[DIRECTIONS] Exactly as written, retype the listing below, omitting the pictures.

[DATASET RECORDS]
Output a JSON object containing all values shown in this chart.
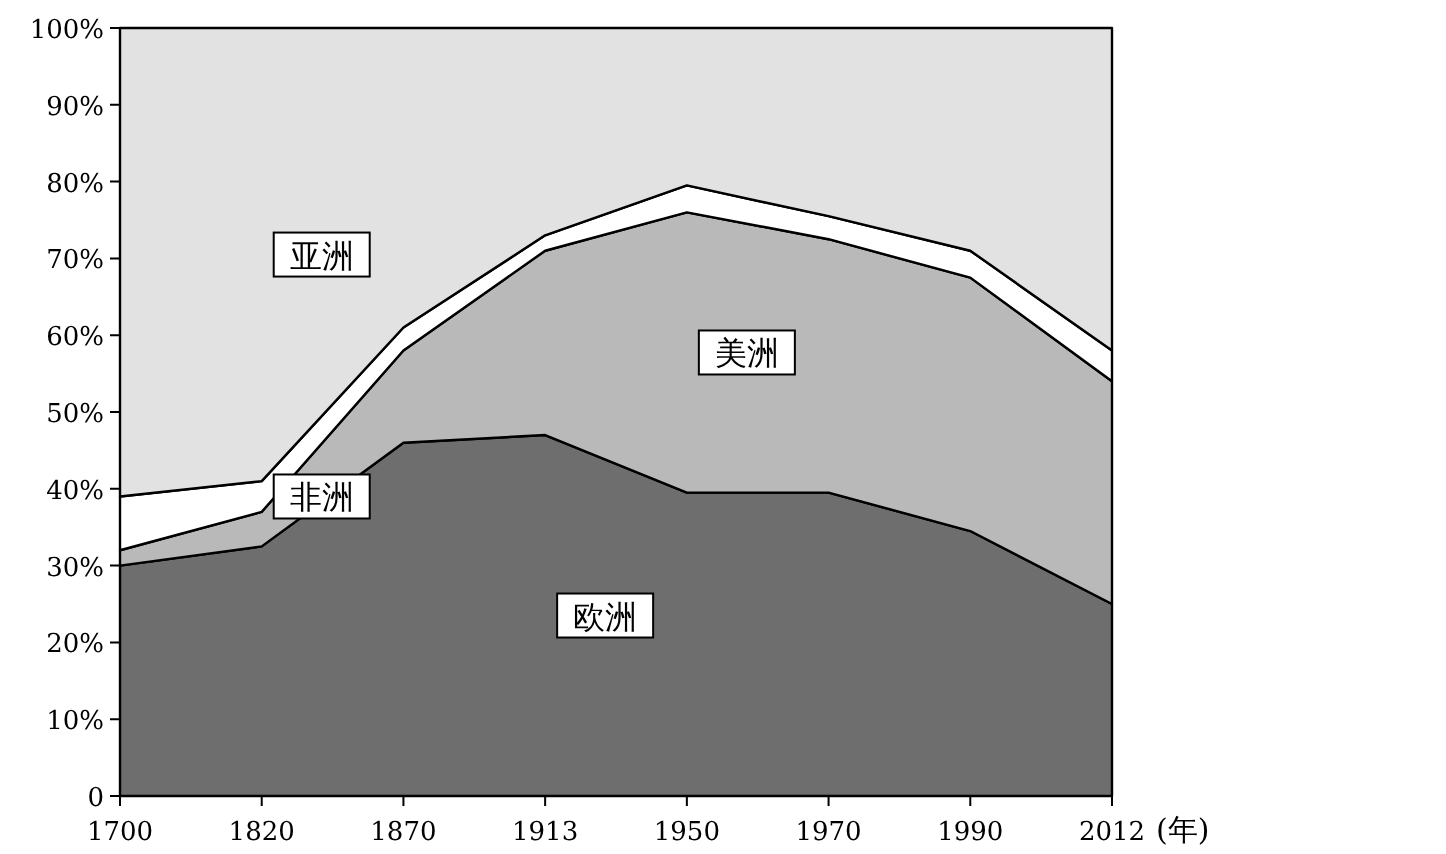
{
  "chart_data": {
    "type": "area",
    "stacked": true,
    "xlabel": "(年)",
    "categories": [
      "1700",
      "1820",
      "1870",
      "1913",
      "1950",
      "1970",
      "1990",
      "2012"
    ],
    "ylim": [
      0,
      100
    ],
    "yticks": [
      0,
      {
        "value": 10,
        "label": "10%"
      },
      {
        "value": 20,
        "label": "20%"
      },
      {
        "value": 30,
        "label": "30%"
      },
      {
        "value": 40,
        "label": "40%"
      },
      {
        "value": 50,
        "label": "50%"
      },
      {
        "value": 60,
        "label": "60%"
      },
      {
        "value": 70,
        "label": "70%"
      },
      {
        "value": 80,
        "label": "80%"
      },
      {
        "value": 90,
        "label": "90%"
      },
      {
        "value": 100,
        "label": "100%"
      }
    ],
    "grid": false,
    "series": [
      {
        "name": "欧洲",
        "color": "#6e6e6e",
        "values": [
          30,
          32.5,
          46,
          47,
          39.5,
          39.5,
          34.5,
          25
        ]
      },
      {
        "name": "美洲",
        "color": "#b9b9b9",
        "values": [
          2,
          4.5,
          12,
          24,
          36.5,
          33,
          33,
          29
        ]
      },
      {
        "name": "非洲",
        "color": "#ffffff",
        "values": [
          7,
          4,
          3,
          2,
          3.5,
          3,
          3.5,
          4
        ]
      },
      {
        "name": "亚洲",
        "color": "#e2e2e2",
        "values": [
          61,
          59,
          39,
          27,
          20.5,
          24.5,
          29,
          42
        ]
      }
    ]
  }
}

[EXPECTED ANSWER]
Output a JSON object containing all values shown in this chart.
{
  "chart_data": {
    "type": "area",
    "stacked": true,
    "xlabel": "(年)",
    "categories": [
      "1700",
      "1820",
      "1870",
      "1913",
      "1950",
      "1970",
      "1990",
      "2012"
    ],
    "ylim": [
      0,
      100
    ],
    "yticks": [
      0,
      {
        "value": 10,
        "label": "10%"
      },
      {
        "value": 20,
        "label": "20%"
      },
      {
        "value": 30,
        "label": "30%"
      },
      {
        "value": 40,
        "label": "40%"
      },
      {
        "value": 50,
        "label": "50%"
      },
      {
        "value": 60,
        "label": "60%"
      },
      {
        "value": 70,
        "label": "70%"
      },
      {
        "value": 80,
        "label": "80%"
      },
      {
        "value": 90,
        "label": "90%"
      },
      {
        "value": 100,
        "label": "100%"
      }
    ],
    "grid": false,
    "series": [
      {
        "name": "欧洲",
        "color": "#6e6e6e",
        "values": [
          30,
          32.5,
          46,
          47,
          39.5,
          39.5,
          34.5,
          25
        ]
      },
      {
        "name": "美洲",
        "color": "#b9b9b9",
        "values": [
          2,
          4.5,
          12,
          24,
          36.5,
          33,
          33,
          29
        ]
      },
      {
        "name": "非洲",
        "color": "#ffffff",
        "values": [
          7,
          4,
          3,
          2,
          3.5,
          3,
          3.5,
          4
        ]
      },
      {
        "name": "亚洲",
        "color": "#e2e2e2",
        "values": [
          61,
          59,
          39,
          27,
          20.5,
          24.5,
          29,
          42
        ]
      }
    ]
  }
}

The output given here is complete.